Short exercise — Write out the records again, exactly, leaving none out.

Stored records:
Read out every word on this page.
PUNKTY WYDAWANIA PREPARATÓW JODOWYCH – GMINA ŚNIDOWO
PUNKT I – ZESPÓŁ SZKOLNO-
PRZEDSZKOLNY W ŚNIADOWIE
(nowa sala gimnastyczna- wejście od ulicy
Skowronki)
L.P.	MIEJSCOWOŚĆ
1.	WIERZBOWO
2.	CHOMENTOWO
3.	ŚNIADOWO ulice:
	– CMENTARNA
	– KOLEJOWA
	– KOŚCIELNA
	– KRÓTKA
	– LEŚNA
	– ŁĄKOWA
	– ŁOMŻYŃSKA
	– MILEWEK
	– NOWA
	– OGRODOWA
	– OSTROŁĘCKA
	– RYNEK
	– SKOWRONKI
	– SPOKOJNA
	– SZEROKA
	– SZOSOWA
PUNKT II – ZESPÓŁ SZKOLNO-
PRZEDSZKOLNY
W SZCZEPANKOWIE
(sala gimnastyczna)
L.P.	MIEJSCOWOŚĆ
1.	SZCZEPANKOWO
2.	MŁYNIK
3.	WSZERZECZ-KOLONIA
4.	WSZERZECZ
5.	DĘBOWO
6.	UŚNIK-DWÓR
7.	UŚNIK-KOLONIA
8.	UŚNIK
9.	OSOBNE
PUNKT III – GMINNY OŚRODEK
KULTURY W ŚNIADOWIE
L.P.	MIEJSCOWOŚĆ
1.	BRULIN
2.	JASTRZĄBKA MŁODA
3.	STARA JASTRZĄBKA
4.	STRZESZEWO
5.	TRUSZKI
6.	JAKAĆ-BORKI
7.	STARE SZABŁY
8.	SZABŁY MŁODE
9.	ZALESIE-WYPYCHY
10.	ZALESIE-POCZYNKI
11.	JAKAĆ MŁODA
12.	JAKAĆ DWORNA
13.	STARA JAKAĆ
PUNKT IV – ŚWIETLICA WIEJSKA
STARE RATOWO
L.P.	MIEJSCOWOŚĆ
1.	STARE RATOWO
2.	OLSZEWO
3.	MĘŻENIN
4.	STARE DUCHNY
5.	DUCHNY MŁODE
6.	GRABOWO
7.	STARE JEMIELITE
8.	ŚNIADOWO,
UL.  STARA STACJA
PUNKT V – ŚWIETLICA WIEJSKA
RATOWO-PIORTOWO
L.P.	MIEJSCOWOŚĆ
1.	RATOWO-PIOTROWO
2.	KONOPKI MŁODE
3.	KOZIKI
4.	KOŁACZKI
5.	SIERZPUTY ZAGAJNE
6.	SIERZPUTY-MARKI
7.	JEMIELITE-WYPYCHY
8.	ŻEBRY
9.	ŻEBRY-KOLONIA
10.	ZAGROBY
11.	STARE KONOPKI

Solution to this task —
Read out every word on this page.
PUNKTY WYDAWANIA PREPARATÓW JODOWYCH – GMINA ŚNIDOWO
PUNKT I – ZESPÓŁ SZKOLNO-
PRZEDSZKOLNY W ŚNIADOWIE
(nowa sala gimnastyczna- wejście od ulicy
Skowronki)
L.P.	MIEJSCOWOŚĆ
1.	WIERZBOWO
2.	CHOMENTOWO
3.	ŚNIADOWO ulice:
	– CMENTARNA
	– KOLEJOWA
	– KOŚCIELNA
	– KRÓTKA
	– LEŚNA
	– ŁĄKOWA
	– ŁOMŻYŃSKA
	– MILEWEK
	– NOWA
	– OGRODOWA
	– OSTROŁĘCKA
	– RYNEK
	– SKOWRONKI
	– SPOKOJNA
	– SZEROKA
	– SZOSOWA
PUNKT II – ZESPÓŁ SZKOLNO-
PRZEDSZKOLNY
W SZCZEPANKOWIE
(sala gimnastyczna)
L.P.	MIEJSCOWOŚĆ
1.	SZCZEPANKOWO
2.	MŁYNIK
3.	WSZERZECZ-KOLONIA
4.	WSZERZECZ
5.	DĘBOWO
6.	UŚNIK-DWÓR
7.	UŚNIK-KOLONIA
8.	UŚNIK
9.	OSOBNE
PUNKT III – GMINNY OŚRODEK
KULTURY W ŚNIADOWIE
L.P.	MIEJSCOWOŚĆ
1.	BRULIN
2.	JASTRZĄBKA MŁODA
3.	STARA JASTRZĄBKA
4.	STRZESZEWO
5.	TRUSZKI
6.	JAKAĆ-BORKI
7.	STARE SZABŁY
8.	SZABŁY MŁODE
9.	ZALESIE-WYPYCHY
10.	ZALESIE-POCZYNKI
11.	JAKAĆ MŁODA
12.	JAKAĆ DWORNA
13.	STARA JAKAĆ
PUNKT IV – ŚWIETLICA WIEJSKA
STARE RATOWO
L.P.	MIEJSCOWOŚĆ
1.	STARE RATOWO
2.	OLSZEWO
3.	MĘŻENIN
4.	STARE DUCHNY
5.	DUCHNY MŁODE
6.	GRABOWO
7.	STARE JEMIELITE
8.	ŚNIADOWO,
UL.  STARA STACJA
PUNKT V – ŚWIETLICA WIEJSKA
RATOWO-PIORTOWO
L.P.	MIEJSCOWOŚĆ
1.	RATOWO-PIOTROWO
2.	KONOPKI MŁODE
3.	KOZIKI
4.	KOŁACZKI
5.	SIERZPUTY ZAGAJNE
6.	SIERZPUTY-MARKI
7.	JEMIELITE-WYPYCHY
8.	ŻEBRY
9.	ŻEBRY-KOLONIA
10.	ZAGROBY
11.	STARE KONOPKI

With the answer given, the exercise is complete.